● **INSTRUCTIONS FOR THE TASK**
Below are the records; copy each line in them that holds the word "JSON".

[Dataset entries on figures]
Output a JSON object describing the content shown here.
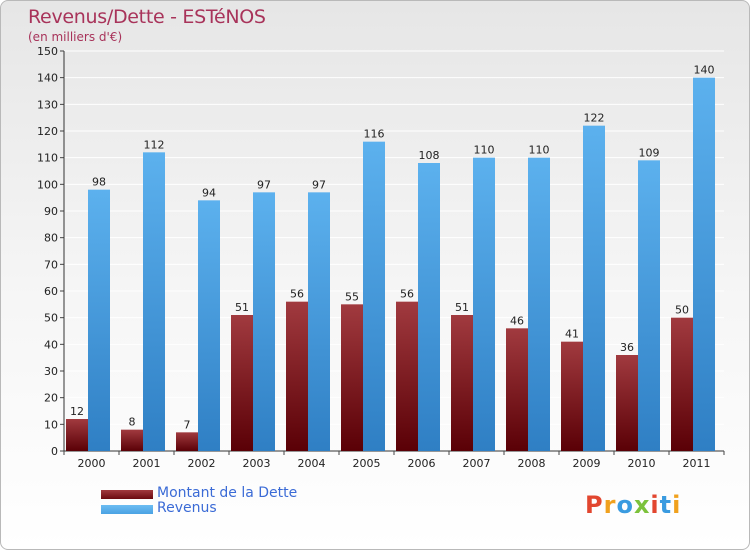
{
  "title": "Revenus/Dette - ESTéNOS",
  "subtitle": "(en milliers d'€)",
  "logo_text": "Proxiti",
  "colors": {
    "dette": "#6b0a10",
    "revenus": "#4aa2e3",
    "title": "#a8335a",
    "legend_text": "#3b6bd6"
  },
  "chart_data": {
    "type": "bar",
    "categories": [
      "2000",
      "2001",
      "2002",
      "2003",
      "2004",
      "2005",
      "2006",
      "2007",
      "2008",
      "2009",
      "2010",
      "2011"
    ],
    "series": [
      {
        "name": "Montant de la Dette",
        "values": [
          12,
          8,
          7,
          51,
          56,
          55,
          56,
          51,
          46,
          41,
          36,
          50
        ]
      },
      {
        "name": "Revenus",
        "values": [
          98,
          112,
          94,
          97,
          97,
          116,
          108,
          110,
          110,
          122,
          109,
          140
        ]
      }
    ],
    "ylim": [
      0,
      150
    ],
    "yticks": [
      0,
      10,
      20,
      30,
      40,
      50,
      60,
      70,
      80,
      90,
      100,
      110,
      120,
      130,
      140,
      150
    ],
    "grid": true,
    "legend_position": "bottom-left"
  }
}
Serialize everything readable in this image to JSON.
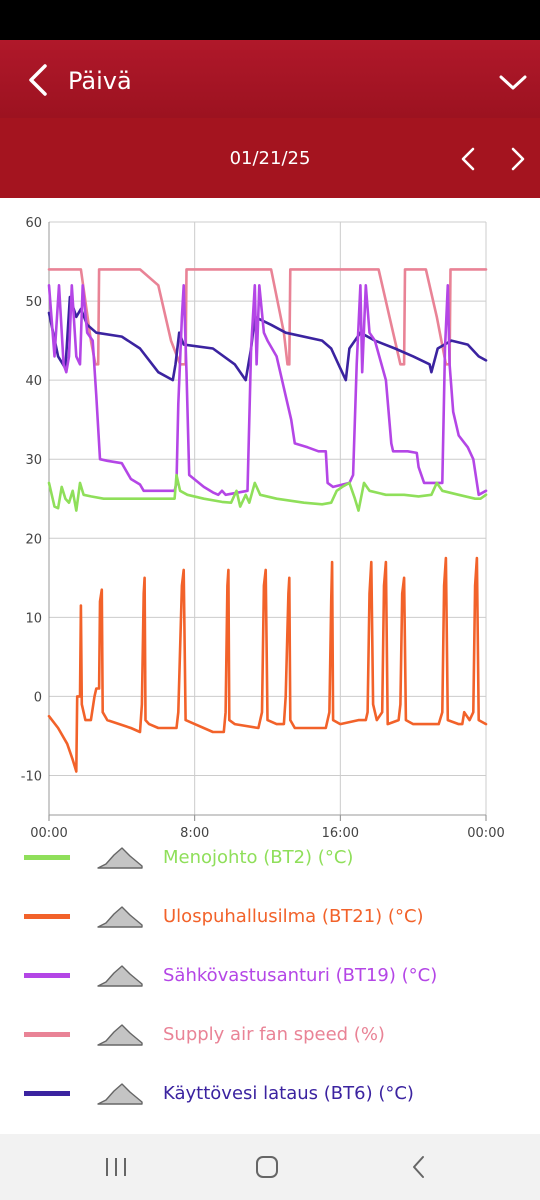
{
  "header": {
    "title": "Päivä"
  },
  "date_nav": {
    "date": "01/21/25"
  },
  "icons": {
    "back": "chevron-left-icon",
    "menu": "chevron-down-icon",
    "prev": "chevron-left-icon",
    "next": "chevron-right-icon",
    "legend_toggle": "area-chart-icon"
  },
  "colors": {
    "header_bg": "#a4141f",
    "grid": "#cccccc",
    "axis_text": "#444444"
  },
  "legend": [
    {
      "label": "Menojohto (BT2) (°C)",
      "color": "#8fdf5a"
    },
    {
      "label": "Ulospuhallusilma (BT21) (°C)",
      "color": "#f2622a"
    },
    {
      "label": "Sähkövastusanturi (BT19) (°C)",
      "color": "#b446e6"
    },
    {
      "label": "Supply air fan speed (%)",
      "color": "#e98396"
    },
    {
      "label": "Käyttövesi lataus (BT6) (°C)",
      "color": "#3b23a0"
    }
  ],
  "chart_data": {
    "type": "line",
    "x_unit": "hours",
    "xlim": [
      0,
      24
    ],
    "ylim": [
      -15,
      60
    ],
    "xticks": [
      0,
      8,
      16,
      24
    ],
    "xtick_labels": [
      "00:00",
      "8:00",
      "16:00",
      "00:00"
    ],
    "yticks": [
      60,
      50,
      40,
      30,
      20,
      10,
      0,
      -10
    ],
    "ytick_labels": [
      "60",
      "50",
      "40",
      "30",
      "20",
      "10",
      "0",
      "-10"
    ],
    "grid": true,
    "legend_position": "bottom",
    "series": [
      {
        "name": "Supply air fan speed (%)",
        "color": "#e98396",
        "points": [
          [
            0,
            54
          ],
          [
            1.75,
            54
          ],
          [
            2.3,
            45
          ],
          [
            2.55,
            42
          ],
          [
            2.7,
            42
          ],
          [
            2.75,
            54
          ],
          [
            5,
            54
          ],
          [
            6,
            52
          ],
          [
            6.7,
            45
          ],
          [
            7.2,
            42
          ],
          [
            7.5,
            42
          ],
          [
            7.55,
            54
          ],
          [
            12.2,
            54
          ],
          [
            12.9,
            46
          ],
          [
            13.1,
            42
          ],
          [
            13.2,
            42
          ],
          [
            13.25,
            54
          ],
          [
            18.1,
            54
          ],
          [
            18.7,
            48
          ],
          [
            19.3,
            42
          ],
          [
            19.5,
            42
          ],
          [
            19.55,
            54
          ],
          [
            20.7,
            54
          ],
          [
            21.3,
            48
          ],
          [
            21.8,
            42
          ],
          [
            22,
            42
          ],
          [
            22.05,
            54
          ],
          [
            24,
            54
          ]
        ]
      },
      {
        "name": "Käyttövesi lataus (BT6) (°C)",
        "color": "#3b23a0",
        "points": [
          [
            0,
            48.5
          ],
          [
            0.5,
            43
          ],
          [
            0.9,
            41.5
          ],
          [
            1.15,
            50.5
          ],
          [
            1.5,
            48
          ],
          [
            1.75,
            49
          ],
          [
            2.1,
            47
          ],
          [
            2.6,
            46
          ],
          [
            4,
            45.5
          ],
          [
            5,
            44
          ],
          [
            6,
            41
          ],
          [
            6.8,
            40
          ],
          [
            6.95,
            42
          ],
          [
            7.15,
            46
          ],
          [
            7.4,
            44.5
          ],
          [
            9,
            44
          ],
          [
            10.2,
            42
          ],
          [
            10.8,
            40
          ],
          [
            11.1,
            44
          ],
          [
            11.3,
            48
          ],
          [
            12.2,
            47
          ],
          [
            13,
            46
          ],
          [
            15,
            45
          ],
          [
            15.5,
            44
          ],
          [
            16,
            41.5
          ],
          [
            16.3,
            40
          ],
          [
            16.5,
            44
          ],
          [
            17.1,
            46
          ],
          [
            17.9,
            45
          ],
          [
            19,
            44
          ],
          [
            20,
            43
          ],
          [
            20.9,
            42
          ],
          [
            21,
            41
          ],
          [
            21.35,
            44
          ],
          [
            22.1,
            45
          ],
          [
            23,
            44.5
          ],
          [
            23.6,
            43
          ],
          [
            24,
            42.5
          ]
        ]
      },
      {
        "name": "Sähkövastusanturi (BT19) (°C)",
        "color": "#b446e6",
        "points": [
          [
            0,
            52
          ],
          [
            0.3,
            43
          ],
          [
            0.55,
            52
          ],
          [
            0.8,
            42
          ],
          [
            0.95,
            41
          ],
          [
            1.1,
            43
          ],
          [
            1.25,
            52
          ],
          [
            1.5,
            43
          ],
          [
            1.7,
            42
          ],
          [
            1.85,
            52
          ],
          [
            2.1,
            46
          ],
          [
            2.4,
            45
          ],
          [
            2.6,
            38
          ],
          [
            2.8,
            30
          ],
          [
            3.2,
            29.8
          ],
          [
            4,
            29.5
          ],
          [
            4.5,
            27.5
          ],
          [
            5,
            26.8
          ],
          [
            5.2,
            26
          ],
          [
            6.9,
            26
          ],
          [
            7,
            27
          ],
          [
            7.1,
            37
          ],
          [
            7.3,
            48
          ],
          [
            7.4,
            52
          ],
          [
            7.55,
            41
          ],
          [
            7.7,
            28
          ],
          [
            8.5,
            26.5
          ],
          [
            9,
            25.8
          ],
          [
            9.3,
            25.5
          ],
          [
            9.5,
            26
          ],
          [
            9.7,
            25.5
          ],
          [
            10.9,
            26
          ],
          [
            11.1,
            44
          ],
          [
            11.3,
            52
          ],
          [
            11.4,
            42
          ],
          [
            11.55,
            52
          ],
          [
            11.8,
            46
          ],
          [
            12,
            45
          ],
          [
            12.5,
            43
          ],
          [
            13,
            38
          ],
          [
            13.3,
            35
          ],
          [
            13.5,
            32
          ],
          [
            14.2,
            31.5
          ],
          [
            14.8,
            31
          ],
          [
            15.2,
            31
          ],
          [
            15.3,
            27
          ],
          [
            15.6,
            26.5
          ],
          [
            16.5,
            27
          ],
          [
            16.7,
            28
          ],
          [
            16.9,
            42
          ],
          [
            17.1,
            52
          ],
          [
            17.2,
            41
          ],
          [
            17.4,
            52
          ],
          [
            17.6,
            46
          ],
          [
            17.9,
            45
          ],
          [
            18.5,
            40
          ],
          [
            18.8,
            32
          ],
          [
            18.9,
            31
          ],
          [
            19.3,
            31
          ],
          [
            19.7,
            31
          ],
          [
            20.2,
            30.8
          ],
          [
            20.3,
            29
          ],
          [
            20.6,
            27
          ],
          [
            21.5,
            27
          ],
          [
            21.6,
            27
          ],
          [
            21.75,
            44
          ],
          [
            21.9,
            52
          ],
          [
            22,
            42
          ],
          [
            22.2,
            36
          ],
          [
            22.5,
            33
          ],
          [
            23,
            31.5
          ],
          [
            23.3,
            30
          ],
          [
            23.6,
            25.5
          ],
          [
            24,
            26
          ]
        ]
      },
      {
        "name": "Menojohto (BT2) (°C)",
        "color": "#8fdf5a",
        "points": [
          [
            0,
            27
          ],
          [
            0.3,
            24
          ],
          [
            0.5,
            23.8
          ],
          [
            0.7,
            26.5
          ],
          [
            0.9,
            25
          ],
          [
            1.1,
            24.5
          ],
          [
            1.3,
            26
          ],
          [
            1.5,
            23.5
          ],
          [
            1.7,
            27
          ],
          [
            1.9,
            25.5
          ],
          [
            2.3,
            25.3
          ],
          [
            3,
            25
          ],
          [
            3.5,
            25
          ],
          [
            4.5,
            25
          ],
          [
            5,
            25
          ],
          [
            6.9,
            25
          ],
          [
            7,
            28
          ],
          [
            7.2,
            26
          ],
          [
            7.6,
            25.5
          ],
          [
            8.5,
            25
          ],
          [
            9.5,
            24.6
          ],
          [
            10,
            24.5
          ],
          [
            10.3,
            26
          ],
          [
            10.5,
            24
          ],
          [
            10.8,
            25.5
          ],
          [
            11,
            24.5
          ],
          [
            11.3,
            27
          ],
          [
            11.6,
            25.5
          ],
          [
            12.5,
            25
          ],
          [
            14,
            24.5
          ],
          [
            15,
            24.3
          ],
          [
            15.5,
            24.5
          ],
          [
            15.8,
            26
          ],
          [
            16.1,
            26.5
          ],
          [
            16.5,
            27
          ],
          [
            16.8,
            25
          ],
          [
            17,
            23.5
          ],
          [
            17.3,
            27
          ],
          [
            17.6,
            26
          ],
          [
            18.5,
            25.5
          ],
          [
            19.5,
            25.5
          ],
          [
            20.3,
            25.3
          ],
          [
            21,
            25.5
          ],
          [
            21.3,
            27
          ],
          [
            21.6,
            26
          ],
          [
            22.5,
            25.5
          ],
          [
            23.4,
            25
          ],
          [
            23.7,
            25
          ],
          [
            24,
            25.5
          ]
        ]
      },
      {
        "name": "Ulospuhallusilma (BT21) (°C)",
        "color": "#f2622a",
        "points": [
          [
            0,
            -2.5
          ],
          [
            0.5,
            -4
          ],
          [
            1,
            -6
          ],
          [
            1.3,
            -8
          ],
          [
            1.5,
            -9.5
          ],
          [
            1.55,
            0
          ],
          [
            1.7,
            0
          ],
          [
            1.75,
            11.5
          ],
          [
            1.8,
            -1
          ],
          [
            2,
            -3
          ],
          [
            2.3,
            -3
          ],
          [
            2.5,
            0
          ],
          [
            2.6,
            1
          ],
          [
            2.75,
            1
          ],
          [
            2.8,
            12
          ],
          [
            2.9,
            13.5
          ],
          [
            2.95,
            -2
          ],
          [
            3.2,
            -3
          ],
          [
            4.5,
            -4
          ],
          [
            5,
            -4.5
          ],
          [
            5.1,
            -1
          ],
          [
            5.2,
            13
          ],
          [
            5.25,
            15
          ],
          [
            5.3,
            -3
          ],
          [
            5.5,
            -3.5
          ],
          [
            6,
            -4
          ],
          [
            7,
            -4
          ],
          [
            7.1,
            -2
          ],
          [
            7.3,
            14
          ],
          [
            7.4,
            16
          ],
          [
            7.5,
            -3
          ],
          [
            8,
            -3.5
          ],
          [
            9,
            -4.5
          ],
          [
            9.6,
            -4.5
          ],
          [
            9.7,
            -2
          ],
          [
            9.8,
            14
          ],
          [
            9.85,
            16
          ],
          [
            9.9,
            -3
          ],
          [
            10.2,
            -3.5
          ],
          [
            11.5,
            -4
          ],
          [
            11.7,
            -2
          ],
          [
            11.8,
            14
          ],
          [
            11.9,
            16
          ],
          [
            12,
            -3
          ],
          [
            12.5,
            -3.5
          ],
          [
            12.9,
            -3.5
          ],
          [
            13,
            0
          ],
          [
            13.15,
            13
          ],
          [
            13.2,
            15
          ],
          [
            13.25,
            -3
          ],
          [
            13.5,
            -4
          ],
          [
            14.2,
            -4
          ],
          [
            15.2,
            -4
          ],
          [
            15.4,
            -2
          ],
          [
            15.5,
            12
          ],
          [
            15.55,
            17
          ],
          [
            15.6,
            -3
          ],
          [
            16,
            -3.5
          ],
          [
            17,
            -3
          ],
          [
            17.4,
            -3
          ],
          [
            17.5,
            -2
          ],
          [
            17.6,
            13
          ],
          [
            17.7,
            17
          ],
          [
            17.8,
            -1
          ],
          [
            18,
            -3
          ],
          [
            18.3,
            -2
          ],
          [
            18.4,
            14
          ],
          [
            18.5,
            17
          ],
          [
            18.6,
            -3.5
          ],
          [
            19.2,
            -3
          ],
          [
            19.3,
            -1
          ],
          [
            19.4,
            13
          ],
          [
            19.5,
            15
          ],
          [
            19.6,
            -3
          ],
          [
            20,
            -3.5
          ],
          [
            21,
            -3.5
          ],
          [
            21.4,
            -3.5
          ],
          [
            21.6,
            -2
          ],
          [
            21.7,
            14
          ],
          [
            21.8,
            17.5
          ],
          [
            21.9,
            -3
          ],
          [
            22.5,
            -3.5
          ],
          [
            22.7,
            -3.5
          ],
          [
            22.8,
            -2
          ],
          [
            23.1,
            -3
          ],
          [
            23.3,
            -2
          ],
          [
            23.4,
            14
          ],
          [
            23.5,
            17.5
          ],
          [
            23.6,
            -3
          ],
          [
            24,
            -3.5
          ]
        ]
      }
    ]
  }
}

● **SOLUTION BELOW**
Output a JSON object describing the content shown here.
Serialize everything readable in this image to JSON.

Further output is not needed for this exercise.